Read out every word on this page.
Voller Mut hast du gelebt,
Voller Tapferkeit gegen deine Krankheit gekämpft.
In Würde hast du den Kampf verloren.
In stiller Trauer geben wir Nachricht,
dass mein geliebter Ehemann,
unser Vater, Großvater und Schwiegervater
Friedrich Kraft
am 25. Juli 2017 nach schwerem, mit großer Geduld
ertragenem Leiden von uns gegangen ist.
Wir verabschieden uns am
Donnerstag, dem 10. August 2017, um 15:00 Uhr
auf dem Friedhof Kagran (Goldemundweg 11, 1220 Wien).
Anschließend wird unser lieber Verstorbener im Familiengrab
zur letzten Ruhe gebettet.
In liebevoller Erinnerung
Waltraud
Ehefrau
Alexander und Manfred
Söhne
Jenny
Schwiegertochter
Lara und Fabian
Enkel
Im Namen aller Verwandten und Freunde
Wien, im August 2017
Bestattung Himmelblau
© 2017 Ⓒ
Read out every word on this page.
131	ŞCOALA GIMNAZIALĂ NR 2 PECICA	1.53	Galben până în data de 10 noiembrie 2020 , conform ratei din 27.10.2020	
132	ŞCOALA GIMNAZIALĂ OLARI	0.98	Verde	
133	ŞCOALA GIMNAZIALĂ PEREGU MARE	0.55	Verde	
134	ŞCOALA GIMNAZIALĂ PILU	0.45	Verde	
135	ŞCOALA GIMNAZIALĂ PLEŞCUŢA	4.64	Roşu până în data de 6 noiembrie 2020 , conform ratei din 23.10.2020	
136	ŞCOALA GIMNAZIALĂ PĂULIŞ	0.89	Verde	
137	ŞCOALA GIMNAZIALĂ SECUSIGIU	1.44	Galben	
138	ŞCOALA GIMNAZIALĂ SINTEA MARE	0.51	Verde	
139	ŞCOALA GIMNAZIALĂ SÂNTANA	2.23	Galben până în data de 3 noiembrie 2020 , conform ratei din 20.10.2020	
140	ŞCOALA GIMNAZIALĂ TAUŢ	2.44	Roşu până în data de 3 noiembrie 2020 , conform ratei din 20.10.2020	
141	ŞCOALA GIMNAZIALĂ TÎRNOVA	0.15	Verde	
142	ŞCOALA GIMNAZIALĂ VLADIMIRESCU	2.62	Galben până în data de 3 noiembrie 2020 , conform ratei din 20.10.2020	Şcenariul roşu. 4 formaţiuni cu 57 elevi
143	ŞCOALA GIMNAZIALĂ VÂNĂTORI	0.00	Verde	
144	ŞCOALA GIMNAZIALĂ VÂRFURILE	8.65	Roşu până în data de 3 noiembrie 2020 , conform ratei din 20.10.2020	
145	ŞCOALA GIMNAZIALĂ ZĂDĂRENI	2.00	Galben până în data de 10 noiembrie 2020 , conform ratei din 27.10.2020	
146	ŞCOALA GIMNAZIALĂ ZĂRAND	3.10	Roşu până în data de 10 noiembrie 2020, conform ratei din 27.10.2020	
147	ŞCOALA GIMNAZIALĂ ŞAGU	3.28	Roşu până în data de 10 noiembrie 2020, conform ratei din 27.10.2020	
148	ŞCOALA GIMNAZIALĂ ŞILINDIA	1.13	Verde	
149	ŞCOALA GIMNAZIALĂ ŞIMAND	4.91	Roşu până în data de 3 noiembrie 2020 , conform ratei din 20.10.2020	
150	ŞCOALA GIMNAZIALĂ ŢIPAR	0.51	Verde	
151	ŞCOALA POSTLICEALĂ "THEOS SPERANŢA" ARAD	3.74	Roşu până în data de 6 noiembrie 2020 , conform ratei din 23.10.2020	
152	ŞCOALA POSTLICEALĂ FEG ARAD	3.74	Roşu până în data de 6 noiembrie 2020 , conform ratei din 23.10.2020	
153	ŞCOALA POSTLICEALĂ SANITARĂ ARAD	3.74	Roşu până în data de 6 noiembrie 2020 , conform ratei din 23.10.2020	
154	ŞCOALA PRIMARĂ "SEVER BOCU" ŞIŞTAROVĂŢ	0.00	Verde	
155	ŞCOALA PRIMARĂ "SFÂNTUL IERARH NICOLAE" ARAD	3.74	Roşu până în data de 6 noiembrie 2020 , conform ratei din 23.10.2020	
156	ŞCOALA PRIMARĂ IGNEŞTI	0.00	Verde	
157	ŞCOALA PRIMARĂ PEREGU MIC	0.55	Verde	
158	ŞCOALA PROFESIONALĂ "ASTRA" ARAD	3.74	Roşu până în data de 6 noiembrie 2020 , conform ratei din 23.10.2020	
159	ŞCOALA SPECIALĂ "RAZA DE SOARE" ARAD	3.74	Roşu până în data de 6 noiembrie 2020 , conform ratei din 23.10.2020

==

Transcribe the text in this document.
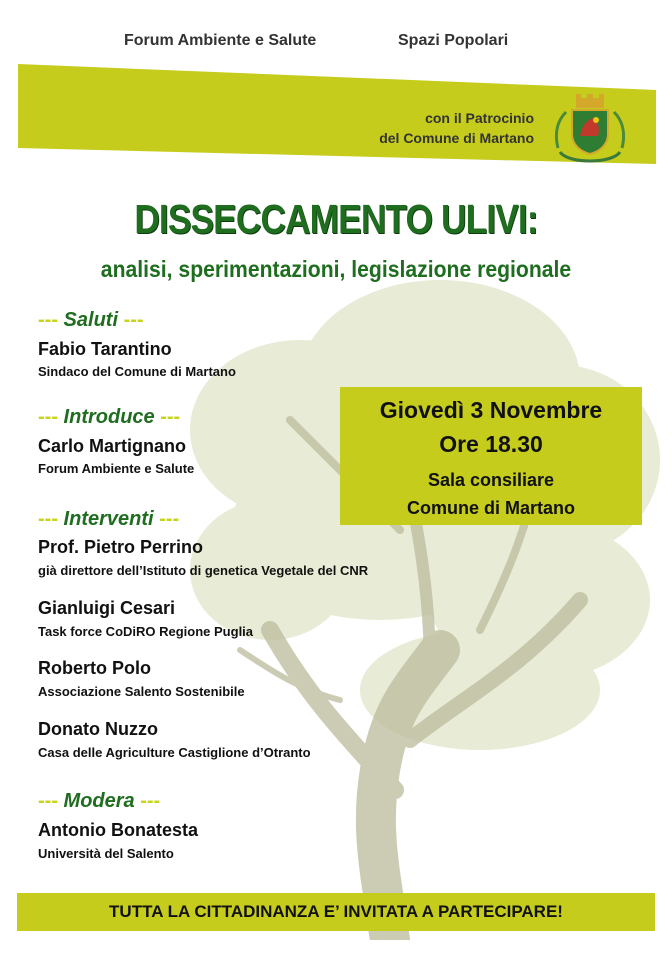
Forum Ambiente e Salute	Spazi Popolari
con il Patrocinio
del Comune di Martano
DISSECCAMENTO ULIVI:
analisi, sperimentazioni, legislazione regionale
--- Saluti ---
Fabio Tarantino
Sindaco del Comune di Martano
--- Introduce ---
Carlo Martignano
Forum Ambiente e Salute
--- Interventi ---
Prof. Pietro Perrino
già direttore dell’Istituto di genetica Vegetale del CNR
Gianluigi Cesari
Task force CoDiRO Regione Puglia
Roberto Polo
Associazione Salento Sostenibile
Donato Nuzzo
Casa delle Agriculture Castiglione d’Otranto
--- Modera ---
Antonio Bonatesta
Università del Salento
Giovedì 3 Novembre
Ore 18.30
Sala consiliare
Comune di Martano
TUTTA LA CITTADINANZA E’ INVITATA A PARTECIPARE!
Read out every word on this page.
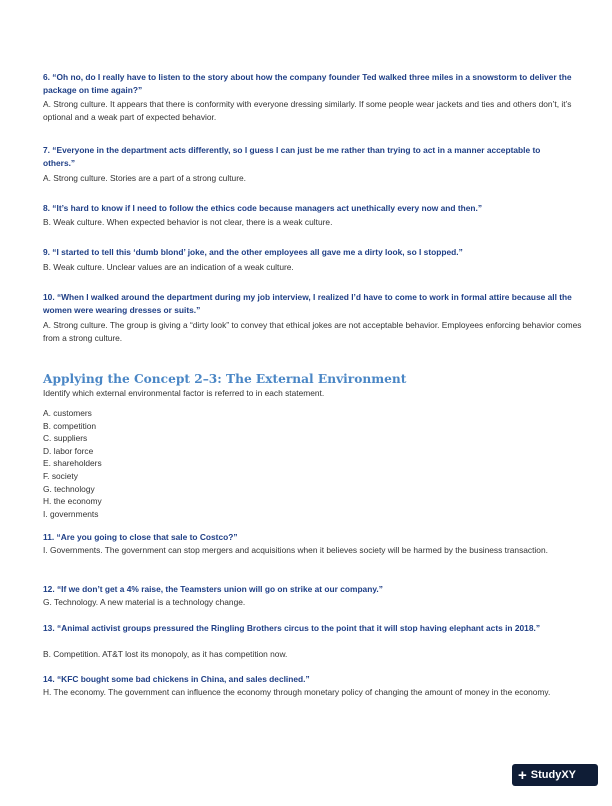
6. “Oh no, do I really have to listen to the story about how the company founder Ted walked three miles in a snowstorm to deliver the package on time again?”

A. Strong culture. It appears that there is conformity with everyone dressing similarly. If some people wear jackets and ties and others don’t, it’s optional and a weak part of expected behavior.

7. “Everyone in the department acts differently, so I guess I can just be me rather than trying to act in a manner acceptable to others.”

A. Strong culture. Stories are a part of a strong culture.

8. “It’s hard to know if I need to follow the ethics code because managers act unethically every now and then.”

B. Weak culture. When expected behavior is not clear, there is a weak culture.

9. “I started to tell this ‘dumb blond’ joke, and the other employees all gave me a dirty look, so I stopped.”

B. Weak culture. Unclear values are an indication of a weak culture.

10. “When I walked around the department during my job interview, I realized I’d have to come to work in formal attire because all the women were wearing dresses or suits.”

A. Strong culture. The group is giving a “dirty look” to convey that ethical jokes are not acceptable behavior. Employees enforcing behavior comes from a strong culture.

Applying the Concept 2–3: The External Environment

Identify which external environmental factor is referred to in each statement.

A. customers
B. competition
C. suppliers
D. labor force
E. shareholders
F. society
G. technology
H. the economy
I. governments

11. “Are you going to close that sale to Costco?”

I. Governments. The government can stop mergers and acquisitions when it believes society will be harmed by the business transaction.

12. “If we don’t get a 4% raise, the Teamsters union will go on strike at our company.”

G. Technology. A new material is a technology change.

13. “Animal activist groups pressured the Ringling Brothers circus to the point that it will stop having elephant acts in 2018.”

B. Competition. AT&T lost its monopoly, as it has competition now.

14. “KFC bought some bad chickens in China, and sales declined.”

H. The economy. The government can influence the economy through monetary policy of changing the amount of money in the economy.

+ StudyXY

* * *

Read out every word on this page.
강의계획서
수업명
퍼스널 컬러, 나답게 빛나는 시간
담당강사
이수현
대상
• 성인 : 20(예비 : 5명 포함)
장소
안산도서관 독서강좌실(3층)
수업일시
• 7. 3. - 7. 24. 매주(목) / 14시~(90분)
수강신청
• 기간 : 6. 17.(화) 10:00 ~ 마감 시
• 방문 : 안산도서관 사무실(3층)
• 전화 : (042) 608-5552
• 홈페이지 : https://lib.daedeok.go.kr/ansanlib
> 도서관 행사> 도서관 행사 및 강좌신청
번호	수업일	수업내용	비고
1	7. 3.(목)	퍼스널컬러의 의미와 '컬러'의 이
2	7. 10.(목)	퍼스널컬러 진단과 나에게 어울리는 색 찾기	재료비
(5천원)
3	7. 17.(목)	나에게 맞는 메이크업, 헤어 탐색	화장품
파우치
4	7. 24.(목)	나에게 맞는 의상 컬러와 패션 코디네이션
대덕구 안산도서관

**What you are asked to do**
Show every line in the records above that contains the word "expected".

**Response to the task**
A. Strong culture. It appears that there is conformity with everyone dressing similarly. If some people wear jackets and ties and others don’t, it’s optional and a weak part of expected behavior.
B. Weak culture. When expected behavior is not clear, there is a weak culture.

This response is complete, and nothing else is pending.